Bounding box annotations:
+===+

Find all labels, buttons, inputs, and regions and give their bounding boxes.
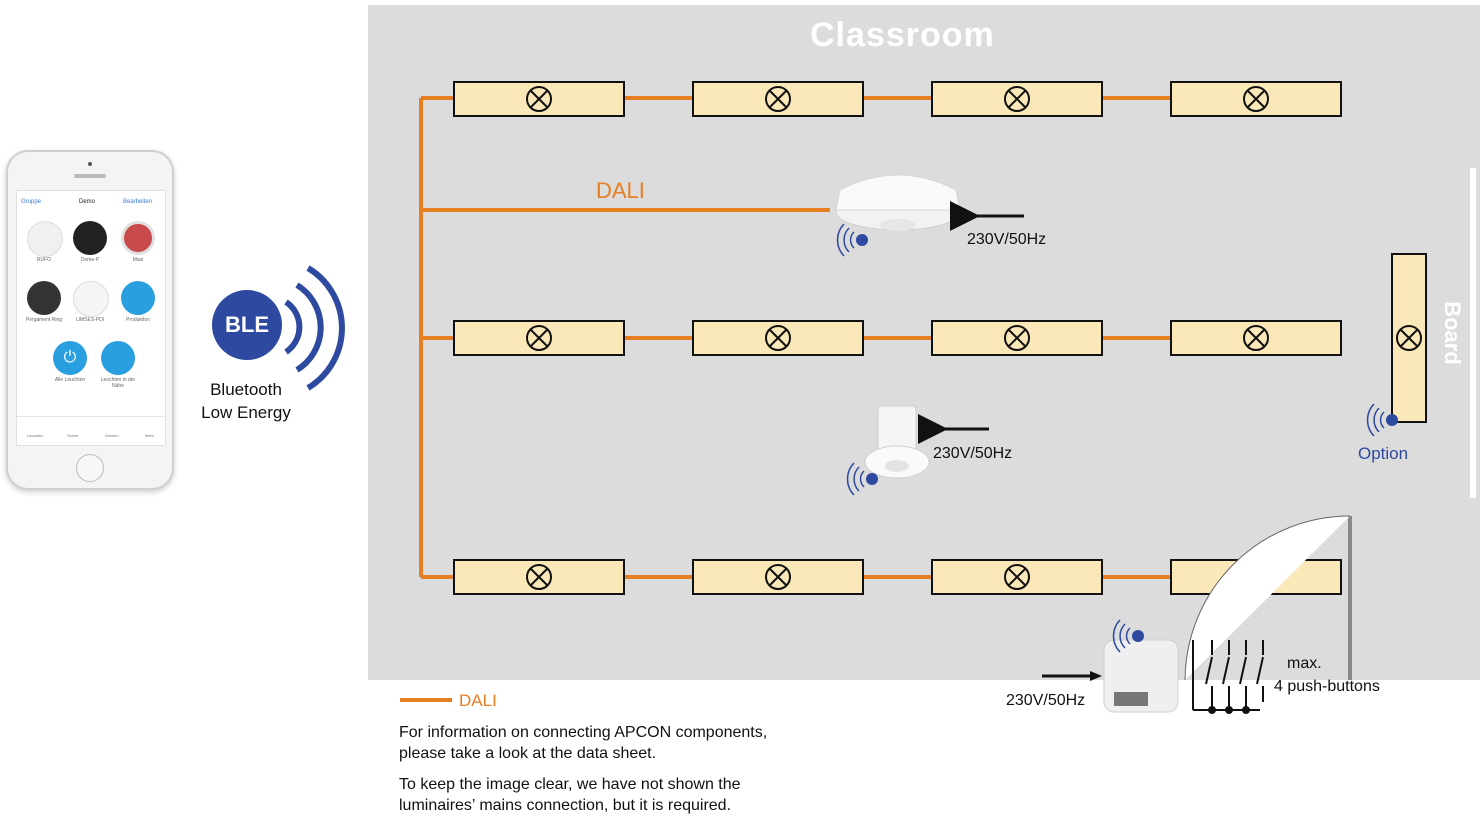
nav-more[interactable]: Mehr [145, 433, 155, 438]
app-label: RUFO [36, 257, 52, 263]
luminaire [1170, 81, 1342, 117]
sensor-1-power-label: 230V/50Hz [967, 231, 1047, 248]
app-tile-dome[interactable] [73, 221, 107, 255]
power-icon[interactable]: ⏻ [53, 341, 87, 375]
board-luminaire [1366, 253, 1427, 437]
pushbuttons-symbol [1192, 640, 1264, 714]
dali-bus [419, 96, 1171, 579]
board-wall [1470, 168, 1476, 498]
legend-dali-label: DALI [459, 691, 497, 710]
door [1184, 515, 1352, 681]
pushbutton-module [1042, 619, 1179, 713]
app-label: LIMSES-PDI [75, 317, 105, 323]
room-title: Classroom [810, 16, 995, 54]
nav-scene[interactable]: Szene [67, 433, 79, 438]
dali-label: DALI [596, 178, 645, 203]
nearby-icon[interactable] [101, 341, 135, 375]
app-tile-produktion[interactable] [121, 281, 155, 315]
header-edit-link[interactable]: Bearbeiten [123, 199, 153, 205]
note-line-2: please take a look at the data sheet. [399, 745, 657, 762]
app-tile-maxi[interactable] [121, 221, 155, 255]
luminaire [692, 559, 864, 595]
note-line-4: luminaires’ mains connection, but it is … [399, 797, 732, 814]
pushbuttons-count-label: 4 push-buttons [1274, 678, 1380, 695]
ble-badge: BLE [212, 290, 282, 360]
board-label: Board [1439, 301, 1465, 365]
app-tile-limses[interactable] [73, 281, 109, 317]
module-power-label: 230V/50Hz [1006, 692, 1086, 709]
nav-scenes[interactable]: Szenen [105, 433, 119, 438]
luminaire [931, 81, 1103, 117]
luminaire [931, 320, 1103, 356]
ble-waves [284, 265, 345, 391]
camera-dot [88, 162, 92, 166]
luminaire [931, 559, 1103, 595]
pushbuttons-max-label: max. [1287, 655, 1322, 672]
luminaire [453, 320, 625, 356]
app-tile-pergament[interactable] [27, 281, 61, 315]
ble-caption-line2: Low Energy [201, 403, 291, 422]
app-label: Leuchten in der Nähe [100, 377, 136, 389]
speaker-slot [74, 174, 106, 178]
app-tile-rufo[interactable] [27, 221, 63, 257]
option-label: Option [1358, 444, 1409, 463]
smartphone: Gruppe Demo Bearbeiten RUFO Dome-P Maxi … [6, 150, 174, 490]
ble-caption-line1: Bluetooth [210, 380, 282, 399]
note-line-1: For information on connecting APCON comp… [399, 724, 768, 741]
luminaire [692, 81, 864, 117]
header-title: Demo [79, 199, 96, 205]
app-label: Produktion [126, 317, 150, 323]
app-label: Alle Leuchten [54, 377, 86, 383]
nav-lights[interactable]: Leuchten [27, 433, 44, 438]
app-label: Maxi [132, 257, 144, 263]
ceiling-sensor-1 [835, 174, 1024, 257]
wireless-icon [836, 223, 869, 257]
home-button[interactable] [76, 454, 104, 482]
luminaire [453, 559, 625, 595]
app-label: Dome-P [80, 257, 100, 263]
sensor-2-power-label: 230V/50Hz [933, 445, 1013, 462]
ceiling-sensor-2 [846, 405, 989, 496]
app-label: Pergament Ring [25, 317, 63, 323]
header-group-link[interactable]: Gruppe [21, 199, 42, 205]
ble-caption: Bluetooth Low Energy [196, 378, 296, 424]
luminaire [692, 320, 864, 356]
phone-screen: Gruppe Demo Bearbeiten RUFO Dome-P Maxi … [16, 190, 166, 446]
luminaire [1170, 320, 1342, 356]
luminaire [453, 81, 625, 117]
phone-navbar: Leuchten Szene Szenen Mehr [17, 416, 165, 445]
note-line-3: To keep the image clear, we have not sho… [399, 776, 741, 793]
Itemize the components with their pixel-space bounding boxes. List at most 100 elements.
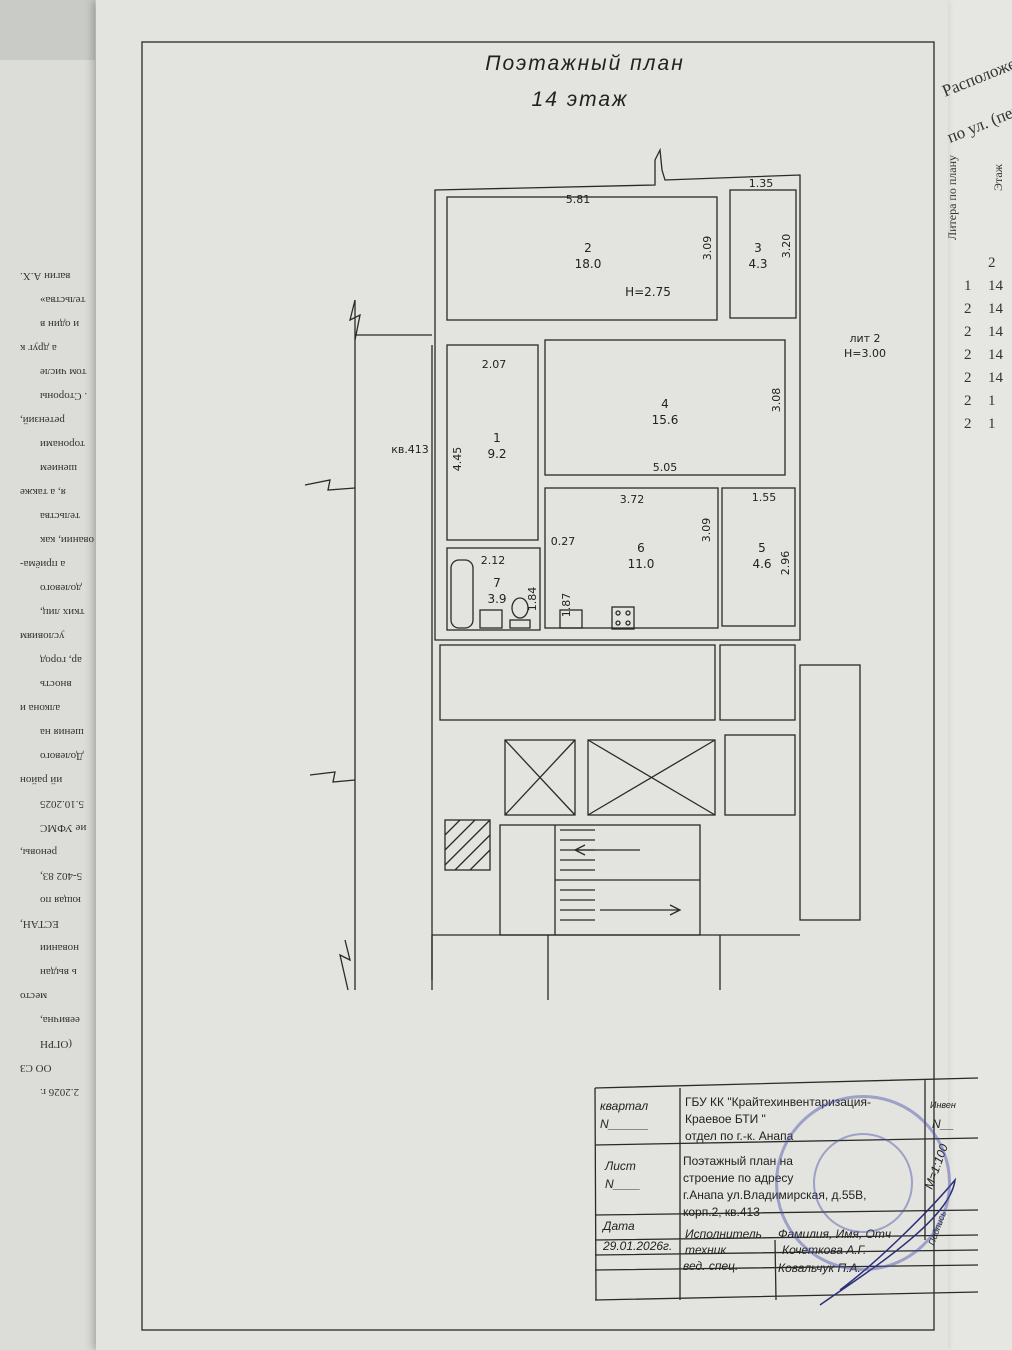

+===+

*GOAL*: Copy the entire listing above line for line, omitting the pictures.

*RESULT OF THIS TASK*:
Find all labels, buttons, inputs, and regions and give their bounding boxes.
nav-more[interactable]: Mehr [145, 433, 155, 438]
app-label: RUFO [36, 257, 52, 263]
luminaire [1170, 81, 1342, 117]
sensor-1-power-label: 230V/50Hz [967, 231, 1047, 248]
app-tile-dome[interactable] [73, 221, 107, 255]
power-icon[interactable]: ⏻ [53, 341, 87, 375]
board-luminaire [1366, 253, 1427, 437]
pushbuttons-symbol [1192, 640, 1264, 714]
dali-bus [419, 96, 1171, 579]
board-wall [1470, 168, 1476, 498]
legend-dali-label: DALI [459, 691, 497, 710]
door [1184, 515, 1352, 681]
pushbutton-module [1042, 619, 1179, 713]
app-label: LIMSES-PDI [75, 317, 105, 323]
room-title: Classroom [810, 16, 995, 54]
nav-scene[interactable]: Szene [67, 433, 79, 438]
dali-label: DALI [596, 178, 645, 203]
nearby-icon[interactable] [101, 341, 135, 375]
app-tile-produktion[interactable] [121, 281, 155, 315]
header-edit-link[interactable]: Bearbeiten [123, 199, 153, 205]
note-line-2: please take a look at the data sheet. [399, 745, 657, 762]
app-tile-maxi[interactable] [121, 221, 155, 255]
luminaire [692, 559, 864, 595]
note-line-4: luminaires’ mains connection, but it is … [399, 797, 732, 814]
pushbuttons-count-label: 4 push-buttons [1274, 678, 1380, 695]
ble-badge: BLE [212, 290, 282, 360]
board-label: Board [1439, 301, 1465, 365]
app-tile-limses[interactable] [73, 281, 109, 317]
module-power-label: 230V/50Hz [1006, 692, 1086, 709]
nav-scenes[interactable]: Szenen [105, 433, 119, 438]
luminaire [931, 81, 1103, 117]
luminaire [931, 320, 1103, 356]
ble-waves [284, 265, 345, 391]
camera-dot [88, 162, 92, 166]
luminaire [931, 559, 1103, 595]
pushbuttons-max-label: max. [1287, 655, 1322, 672]
luminaire [453, 320, 625, 356]
app-tile-pergament[interactable] [27, 281, 61, 315]
ble-caption-line2: Low Energy [201, 403, 291, 422]
app-label: Leuchten in der Nähe [100, 377, 136, 389]
speaker-slot [74, 174, 106, 178]
app-tile-rufo[interactable] [27, 221, 63, 257]
option-label: Option [1358, 444, 1409, 463]
smartphone: Gruppe Demo Bearbeiten RUFO Dome-P Maxi … [6, 150, 174, 490]
ble-caption-line1: Bluetooth [210, 380, 282, 399]
note-line-1: For information on connecting APCON comp… [399, 724, 768, 741]
luminaire [692, 81, 864, 117]
header-title: Demo [79, 199, 96, 205]
app-label: Produktion [126, 317, 150, 323]
app-label: Alle Leuchten [54, 377, 86, 383]
nav-lights[interactable]: Leuchten [27, 433, 44, 438]
app-label: Maxi [132, 257, 144, 263]
ceiling-sensor-1 [835, 174, 1024, 257]
wireless-icon [836, 223, 869, 257]
home-button[interactable] [76, 454, 104, 482]
luminaire [453, 559, 625, 595]
app-label: Dome-P [80, 257, 100, 263]
sensor-2-power-label: 230V/50Hz [933, 445, 1013, 462]
ceiling-sensor-2 [846, 405, 989, 496]
app-label: Pergament Ring [25, 317, 63, 323]
header-group-link[interactable]: Gruppe [21, 199, 42, 205]
ble-caption: Bluetooth Low Energy [196, 378, 296, 424]
luminaire [692, 320, 864, 356]
phone-screen: Gruppe Demo Bearbeiten RUFO Dome-P Maxi … [16, 190, 166, 446]
luminaire [1170, 320, 1342, 356]
luminaire [453, 81, 625, 117]
phone-navbar: Leuchten Szene Szenen Mehr [17, 416, 165, 445]
note-line-3: To keep the image clear, we have not sho… [399, 776, 741, 793]
Itemize the components with their pixel-space bounding boxes. List at most 100 elements.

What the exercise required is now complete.